— start THE INPUT —
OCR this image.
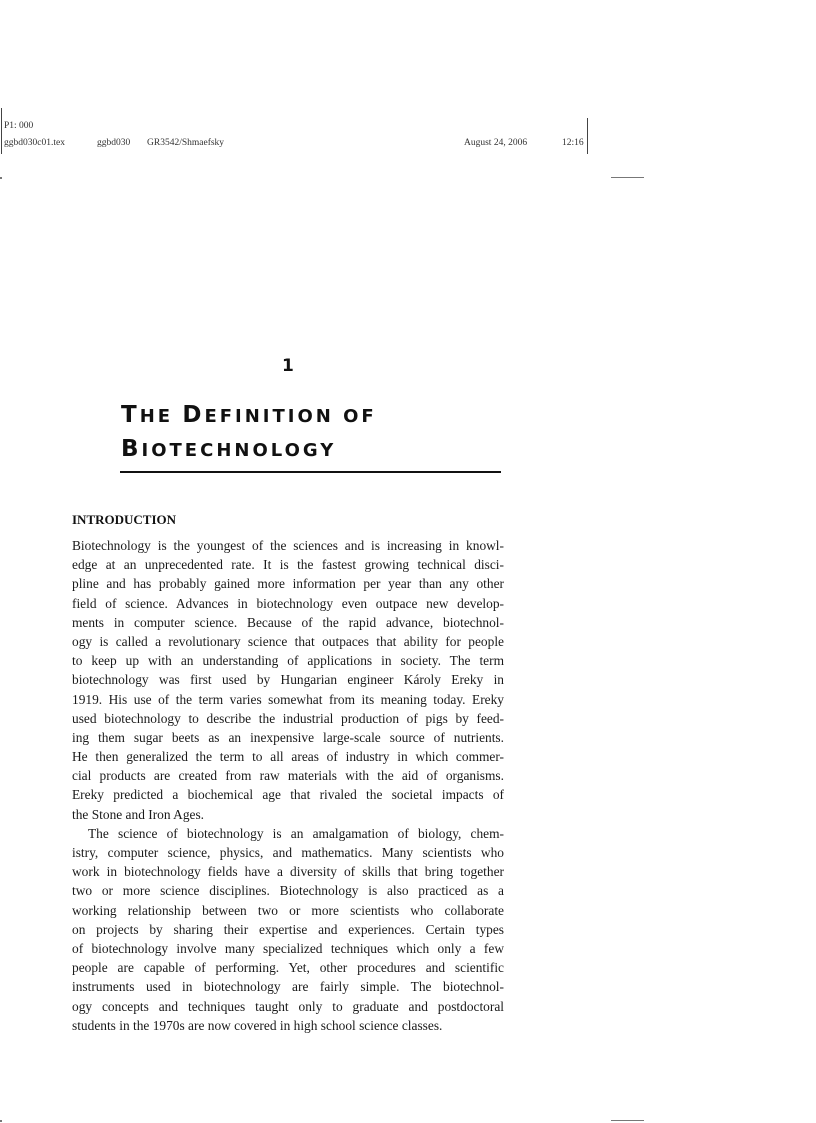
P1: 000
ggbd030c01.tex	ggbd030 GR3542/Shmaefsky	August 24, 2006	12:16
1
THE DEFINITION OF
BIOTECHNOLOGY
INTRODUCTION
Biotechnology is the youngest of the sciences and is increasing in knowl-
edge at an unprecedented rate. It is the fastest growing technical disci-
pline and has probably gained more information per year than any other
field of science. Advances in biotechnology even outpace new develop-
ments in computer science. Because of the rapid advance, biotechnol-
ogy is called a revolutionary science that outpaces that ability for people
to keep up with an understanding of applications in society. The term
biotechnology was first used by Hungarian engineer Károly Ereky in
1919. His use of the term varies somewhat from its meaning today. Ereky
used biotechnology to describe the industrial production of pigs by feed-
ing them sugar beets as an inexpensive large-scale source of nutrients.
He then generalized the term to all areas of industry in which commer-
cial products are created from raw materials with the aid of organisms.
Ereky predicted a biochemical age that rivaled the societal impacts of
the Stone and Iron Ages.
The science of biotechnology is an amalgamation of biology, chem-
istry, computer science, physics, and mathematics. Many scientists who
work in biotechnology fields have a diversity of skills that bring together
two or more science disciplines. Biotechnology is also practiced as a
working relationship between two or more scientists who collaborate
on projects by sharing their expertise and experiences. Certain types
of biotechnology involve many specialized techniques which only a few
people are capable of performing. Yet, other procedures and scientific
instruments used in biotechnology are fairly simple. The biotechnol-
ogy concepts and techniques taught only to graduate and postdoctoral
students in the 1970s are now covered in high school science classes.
— end THE INPUT —
EXERCISE INSTRUCTIONS - Give the entries again word for word, but skip the pictures.

ANSWER TO THE PROBLEM -
OCR this image.
P1: 000
ggbd030c01.tex	ggbd030 GR3542/Shmaefsky	August 24, 2006	12:16
1
THE DEFINITION OF
BIOTECHNOLOGY
INTRODUCTION
Biotechnology is the youngest of the sciences and is increasing in knowl-
edge at an unprecedented rate. It is the fastest growing technical disci-
pline and has probably gained more information per year than any other
field of science. Advances in biotechnology even outpace new develop-
ments in computer science. Because of the rapid advance, biotechnol-
ogy is called a revolutionary science that outpaces that ability for people
to keep up with an understanding of applications in society. The term
biotechnology was first used by Hungarian engineer Károly Ereky in
1919. His use of the term varies somewhat from its meaning today. Ereky
used biotechnology to describe the industrial production of pigs by feed-
ing them sugar beets as an inexpensive large-scale source of nutrients.
He then generalized the term to all areas of industry in which commer-
cial products are created from raw materials with the aid of organisms.
Ereky predicted a biochemical age that rivaled the societal impacts of
the Stone and Iron Ages.
The science of biotechnology is an amalgamation of biology, chem-
istry, computer science, physics, and mathematics. Many scientists who
work in biotechnology fields have a diversity of skills that bring together
two or more science disciplines. Biotechnology is also practiced as a
working relationship between two or more scientists who collaborate
on projects by sharing their expertise and experiences. Certain types
of biotechnology involve many specialized techniques which only a few
people are capable of performing. Yet, other procedures and scientific
instruments used in biotechnology are fairly simple. The biotechnol-
ogy concepts and techniques taught only to graduate and postdoctoral
students in the 1970s are now covered in high school science classes.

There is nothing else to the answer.